#### REQUIRED TASK
How many lines in the entries below include the string "Задачи"? Answer with the number only.

(Stored data entries)
-- start --

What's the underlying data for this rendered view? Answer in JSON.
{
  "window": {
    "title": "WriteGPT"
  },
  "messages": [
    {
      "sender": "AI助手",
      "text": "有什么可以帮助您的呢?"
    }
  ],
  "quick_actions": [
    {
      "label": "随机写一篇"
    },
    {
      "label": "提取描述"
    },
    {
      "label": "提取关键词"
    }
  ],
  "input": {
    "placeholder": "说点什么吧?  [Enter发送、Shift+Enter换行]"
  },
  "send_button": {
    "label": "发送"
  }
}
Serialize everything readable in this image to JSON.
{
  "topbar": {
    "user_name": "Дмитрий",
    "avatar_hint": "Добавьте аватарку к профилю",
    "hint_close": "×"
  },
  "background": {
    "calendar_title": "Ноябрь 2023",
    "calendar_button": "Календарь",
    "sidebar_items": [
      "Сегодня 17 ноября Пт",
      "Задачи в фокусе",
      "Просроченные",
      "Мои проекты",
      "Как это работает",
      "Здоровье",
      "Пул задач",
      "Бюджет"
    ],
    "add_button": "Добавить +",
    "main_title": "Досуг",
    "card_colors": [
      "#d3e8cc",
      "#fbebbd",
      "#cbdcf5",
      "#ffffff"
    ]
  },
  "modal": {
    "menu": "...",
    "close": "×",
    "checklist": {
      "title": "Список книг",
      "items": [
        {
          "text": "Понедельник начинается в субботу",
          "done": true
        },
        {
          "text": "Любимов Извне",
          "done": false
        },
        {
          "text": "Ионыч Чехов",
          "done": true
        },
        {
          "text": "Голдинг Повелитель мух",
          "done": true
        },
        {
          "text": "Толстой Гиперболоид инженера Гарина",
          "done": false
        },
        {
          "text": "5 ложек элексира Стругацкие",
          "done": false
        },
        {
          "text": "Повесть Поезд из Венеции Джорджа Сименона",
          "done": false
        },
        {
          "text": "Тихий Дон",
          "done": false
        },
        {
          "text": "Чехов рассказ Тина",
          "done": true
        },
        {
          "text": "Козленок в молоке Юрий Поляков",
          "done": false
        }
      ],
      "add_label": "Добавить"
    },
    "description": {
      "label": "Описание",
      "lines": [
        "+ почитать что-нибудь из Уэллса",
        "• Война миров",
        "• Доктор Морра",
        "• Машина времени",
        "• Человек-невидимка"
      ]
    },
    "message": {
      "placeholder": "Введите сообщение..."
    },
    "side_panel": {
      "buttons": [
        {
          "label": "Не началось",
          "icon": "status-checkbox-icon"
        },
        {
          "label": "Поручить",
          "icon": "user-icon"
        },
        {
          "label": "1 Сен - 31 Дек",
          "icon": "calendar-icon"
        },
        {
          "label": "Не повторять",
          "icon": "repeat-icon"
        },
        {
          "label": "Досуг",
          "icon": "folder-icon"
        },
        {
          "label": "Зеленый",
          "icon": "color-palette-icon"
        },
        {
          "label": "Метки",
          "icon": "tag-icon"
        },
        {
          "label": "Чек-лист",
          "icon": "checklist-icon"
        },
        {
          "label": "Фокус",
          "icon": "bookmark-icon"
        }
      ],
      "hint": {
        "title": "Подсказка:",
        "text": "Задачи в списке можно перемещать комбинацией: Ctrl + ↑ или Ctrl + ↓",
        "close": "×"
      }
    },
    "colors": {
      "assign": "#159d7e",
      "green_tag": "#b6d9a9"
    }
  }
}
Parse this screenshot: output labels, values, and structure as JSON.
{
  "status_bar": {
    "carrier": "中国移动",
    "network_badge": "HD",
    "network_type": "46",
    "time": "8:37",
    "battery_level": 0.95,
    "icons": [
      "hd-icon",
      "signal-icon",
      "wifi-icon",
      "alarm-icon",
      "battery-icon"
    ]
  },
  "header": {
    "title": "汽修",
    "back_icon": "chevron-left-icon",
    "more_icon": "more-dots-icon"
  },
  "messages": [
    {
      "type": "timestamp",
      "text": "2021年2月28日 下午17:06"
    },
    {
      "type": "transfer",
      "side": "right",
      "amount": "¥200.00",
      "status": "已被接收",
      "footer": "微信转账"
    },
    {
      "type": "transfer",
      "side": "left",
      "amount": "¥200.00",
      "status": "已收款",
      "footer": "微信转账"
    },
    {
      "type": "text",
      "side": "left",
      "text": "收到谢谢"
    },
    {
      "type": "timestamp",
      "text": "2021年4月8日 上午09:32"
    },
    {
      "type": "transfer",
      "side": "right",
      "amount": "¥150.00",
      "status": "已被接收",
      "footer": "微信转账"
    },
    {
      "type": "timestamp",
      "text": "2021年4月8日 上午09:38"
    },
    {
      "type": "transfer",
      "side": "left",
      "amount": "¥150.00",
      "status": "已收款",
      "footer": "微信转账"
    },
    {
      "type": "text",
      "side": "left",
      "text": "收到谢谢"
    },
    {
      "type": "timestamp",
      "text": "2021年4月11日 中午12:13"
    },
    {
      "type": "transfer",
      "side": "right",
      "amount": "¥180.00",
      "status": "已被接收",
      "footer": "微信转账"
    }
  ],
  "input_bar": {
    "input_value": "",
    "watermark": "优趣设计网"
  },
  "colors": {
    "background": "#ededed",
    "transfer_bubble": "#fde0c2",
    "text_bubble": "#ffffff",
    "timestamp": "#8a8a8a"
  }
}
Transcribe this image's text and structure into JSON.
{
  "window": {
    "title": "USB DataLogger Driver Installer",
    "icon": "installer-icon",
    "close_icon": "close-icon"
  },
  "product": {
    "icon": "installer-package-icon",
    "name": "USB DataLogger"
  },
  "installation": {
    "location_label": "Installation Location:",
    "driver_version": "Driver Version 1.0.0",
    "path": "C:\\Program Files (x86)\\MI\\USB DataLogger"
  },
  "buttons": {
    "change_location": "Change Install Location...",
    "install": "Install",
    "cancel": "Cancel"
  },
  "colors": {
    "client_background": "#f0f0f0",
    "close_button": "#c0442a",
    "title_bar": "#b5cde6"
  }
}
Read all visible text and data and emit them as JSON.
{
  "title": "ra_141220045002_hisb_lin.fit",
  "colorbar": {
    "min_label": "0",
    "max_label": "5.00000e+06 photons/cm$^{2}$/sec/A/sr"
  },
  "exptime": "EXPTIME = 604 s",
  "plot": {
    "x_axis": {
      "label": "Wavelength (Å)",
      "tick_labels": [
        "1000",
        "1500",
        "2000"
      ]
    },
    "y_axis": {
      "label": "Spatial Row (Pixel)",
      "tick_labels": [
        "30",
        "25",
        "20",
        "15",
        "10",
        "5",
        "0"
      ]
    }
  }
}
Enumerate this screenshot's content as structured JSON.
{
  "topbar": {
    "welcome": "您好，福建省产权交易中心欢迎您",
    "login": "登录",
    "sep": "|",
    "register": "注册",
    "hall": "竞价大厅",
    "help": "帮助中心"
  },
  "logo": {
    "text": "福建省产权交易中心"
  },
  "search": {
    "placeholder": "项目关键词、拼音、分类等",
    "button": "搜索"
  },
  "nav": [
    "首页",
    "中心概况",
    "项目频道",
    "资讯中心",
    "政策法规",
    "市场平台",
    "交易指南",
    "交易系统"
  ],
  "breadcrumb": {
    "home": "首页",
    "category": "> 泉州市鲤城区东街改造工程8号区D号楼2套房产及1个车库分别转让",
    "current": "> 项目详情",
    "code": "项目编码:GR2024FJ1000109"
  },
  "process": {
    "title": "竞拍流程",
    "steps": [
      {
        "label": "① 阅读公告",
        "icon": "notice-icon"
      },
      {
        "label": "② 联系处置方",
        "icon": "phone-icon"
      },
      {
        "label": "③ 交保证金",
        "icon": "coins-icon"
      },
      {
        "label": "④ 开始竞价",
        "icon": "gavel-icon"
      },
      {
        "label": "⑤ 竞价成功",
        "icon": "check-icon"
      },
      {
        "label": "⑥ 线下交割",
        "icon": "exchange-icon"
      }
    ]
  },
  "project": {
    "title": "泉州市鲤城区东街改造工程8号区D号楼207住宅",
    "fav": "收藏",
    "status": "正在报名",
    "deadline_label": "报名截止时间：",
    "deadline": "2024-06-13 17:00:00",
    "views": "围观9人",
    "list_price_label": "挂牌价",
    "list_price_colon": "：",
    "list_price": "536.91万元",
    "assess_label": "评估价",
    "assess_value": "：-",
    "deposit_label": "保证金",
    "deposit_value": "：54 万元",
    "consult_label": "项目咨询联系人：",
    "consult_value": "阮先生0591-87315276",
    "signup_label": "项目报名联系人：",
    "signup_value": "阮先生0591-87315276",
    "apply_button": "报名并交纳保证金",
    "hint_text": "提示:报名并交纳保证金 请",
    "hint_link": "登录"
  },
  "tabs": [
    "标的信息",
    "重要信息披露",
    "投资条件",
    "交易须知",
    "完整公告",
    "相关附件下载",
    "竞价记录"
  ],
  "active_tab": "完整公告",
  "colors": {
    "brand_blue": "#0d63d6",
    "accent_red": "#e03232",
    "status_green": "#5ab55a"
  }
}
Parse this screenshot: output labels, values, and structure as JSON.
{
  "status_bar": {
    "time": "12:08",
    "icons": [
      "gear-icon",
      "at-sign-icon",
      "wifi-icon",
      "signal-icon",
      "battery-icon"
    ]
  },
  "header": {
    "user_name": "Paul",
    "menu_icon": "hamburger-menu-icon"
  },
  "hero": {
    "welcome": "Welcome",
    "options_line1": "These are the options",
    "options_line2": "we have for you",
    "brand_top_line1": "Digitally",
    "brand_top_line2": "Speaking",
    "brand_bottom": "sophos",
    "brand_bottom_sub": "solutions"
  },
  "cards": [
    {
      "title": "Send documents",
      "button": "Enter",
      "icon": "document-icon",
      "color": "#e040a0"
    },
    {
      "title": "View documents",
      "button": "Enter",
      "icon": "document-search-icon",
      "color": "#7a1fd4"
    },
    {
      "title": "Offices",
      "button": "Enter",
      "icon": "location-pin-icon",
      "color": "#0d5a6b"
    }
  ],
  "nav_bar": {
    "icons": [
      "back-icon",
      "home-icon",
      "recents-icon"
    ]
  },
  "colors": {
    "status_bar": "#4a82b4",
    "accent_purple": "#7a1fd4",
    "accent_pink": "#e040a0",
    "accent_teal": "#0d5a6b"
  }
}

-- end --

#### SOLUTION TO THIS PROBLEM
2